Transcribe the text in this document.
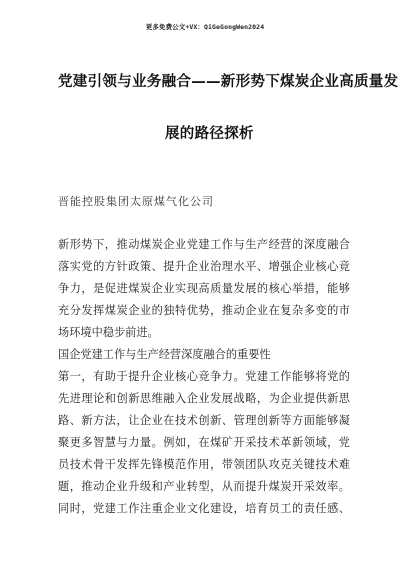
更多免费公文+VX：QiGeGongWen2024
党建引领与业务融合——新形势下煤炭企业高质量发
展的路径探析
晋能控股集团太原煤气化公司
新形势下，推动煤炭企业党建工作与生产经营的深度融合
落实党的方针政策、提升企业治理水平、增强企业核心竞
争力，是促进煤炭企业实现高质量发展的核心举措，能够
充分发挥煤炭企业的独特优势，推动企业在复杂多变的市
场环境中稳步前进。
国企党建工作与生产经营深度融合的重要性
第一，有助于提升企业核心竞争力。党建工作能够将党的
先进理论和创新思维融入企业发展战略，为企业提供新思
路、新方法，让企业在技术创新、管理创新等方面能够凝
聚更多智慧与力量。例如，在煤矿开采技术革新领域，党
员技术骨干发挥先锋模范作用，带领团队攻克关键技术难
题，推动企业升级和产业转型，从而提升煤炭开采效率。
同时，党建工作注重企业文化建设，培育员工的责任感、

_INSTRUCTIONS FOR THE TASK_: Every line above should be returned word for word, with the pictures left behind.

_WRITTEN SOLUTION_:
Transcribe the text in this document.
更多免费公文+VX：QiGeGongWen2024
党建引领与业务融合——新形势下煤炭企业高质量发
展的路径探析
晋能控股集团太原煤气化公司
新形势下，推动煤炭企业党建工作与生产经营的深度融合
落实党的方针政策、提升企业治理水平、增强企业核心竞
争力，是促进煤炭企业实现高质量发展的核心举措，能够
充分发挥煤炭企业的独特优势，推动企业在复杂多变的市
场环境中稳步前进。
国企党建工作与生产经营深度融合的重要性
第一，有助于提升企业核心竞争力。党建工作能够将党的
先进理论和创新思维融入企业发展战略，为企业提供新思
路、新方法，让企业在技术创新、管理创新等方面能够凝
聚更多智慧与力量。例如，在煤矿开采技术革新领域，党
员技术骨干发挥先锋模范作用，带领团队攻克关键技术难
题，推动企业升级和产业转型，从而提升煤炭开采效率。
同时，党建工作注重企业文化建设，培育员工的责任感、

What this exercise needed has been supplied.